## Begin TASK MATERIAL

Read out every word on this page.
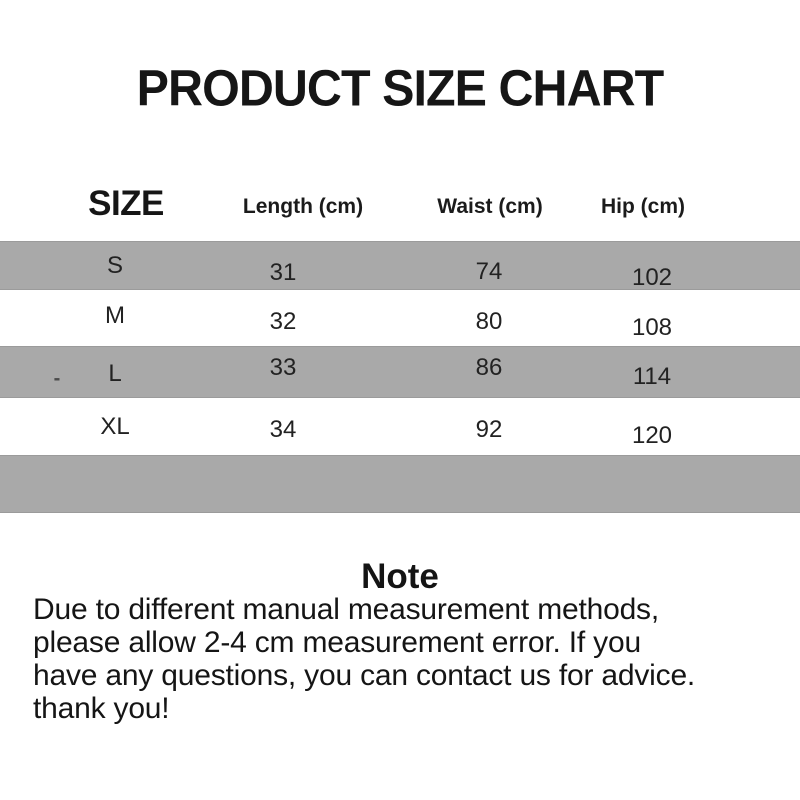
PRODUCT SIZE CHART
SIZE	Length (cm)	Waist (cm)	Hip (cm)
S	31	74	102
M	32	80	108
L	33	86	114
XL	34	92	120
-
Note
Due to different manual measurement methods,
please allow 2-4 cm measurement error. If you
have any questions, you can contact us for advice.
thank you!
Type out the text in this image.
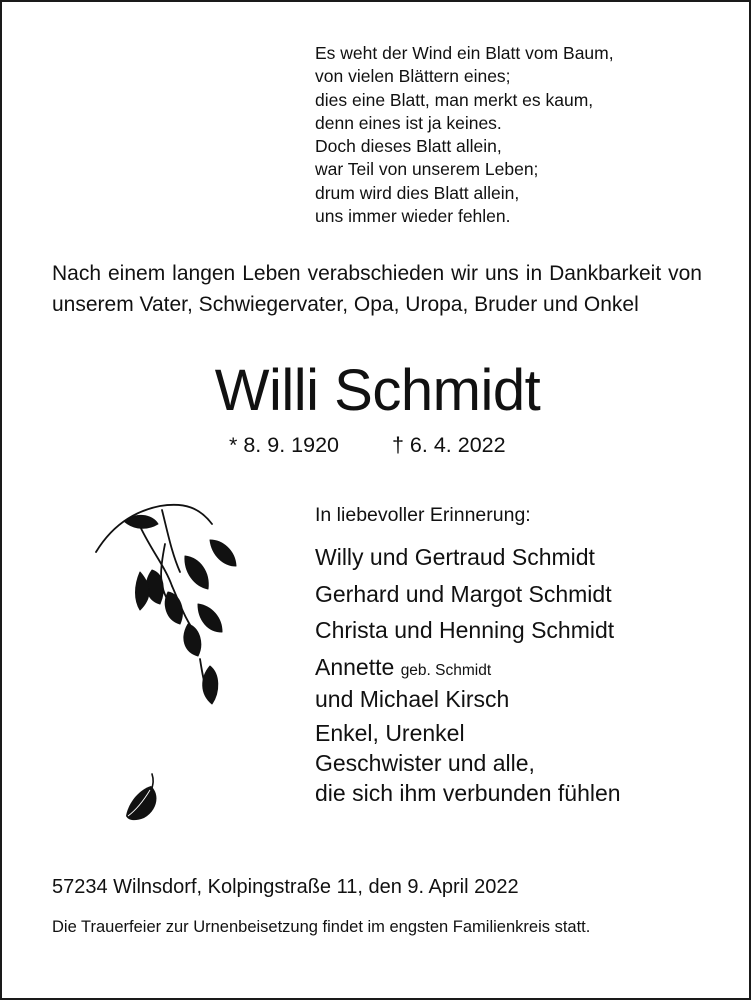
Es weht der Wind ein Blatt vom Baum,
von vielen Blättern eines;
dies eine Blatt, man merkt es kaum,
denn eines ist ja keines.
Doch dieses Blatt allein,
war Teil von unserem Leben;
drum wird dies Blatt allein,
uns immer wieder fehlen.

Nach einem langen Leben verabschieden wir uns in Dankbarkeit von unserem Vater, Schwiegervater, Opa, Uropa, Bruder und Onkel

Willi Schmidt
* 8. 9. 1920 † 6. 4. 2022
In liebevoller Erinnerung:
Willy und Gertraud Schmidt
Gerhard und Margot Schmidt
Christa und Henning Schmidt
Annette geb. Schmidt
und Michael Kirsch
Enkel, Urenkel
Geschwister und alle,
die sich ihm verbunden fühlen
57234 Wilnsdorf, Kolpingstraße 11, den 9. April 2022
Die Trauerfeier zur Urnenbeisetzung findet im engsten Familienkreis statt.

## End TASK MATERIAL

Using the listing above, pull out all lines that hold the word "SIZE".

PRODUCT SIZE CHART
SIZE	Length (cm)	Waist (cm)	Hip (cm)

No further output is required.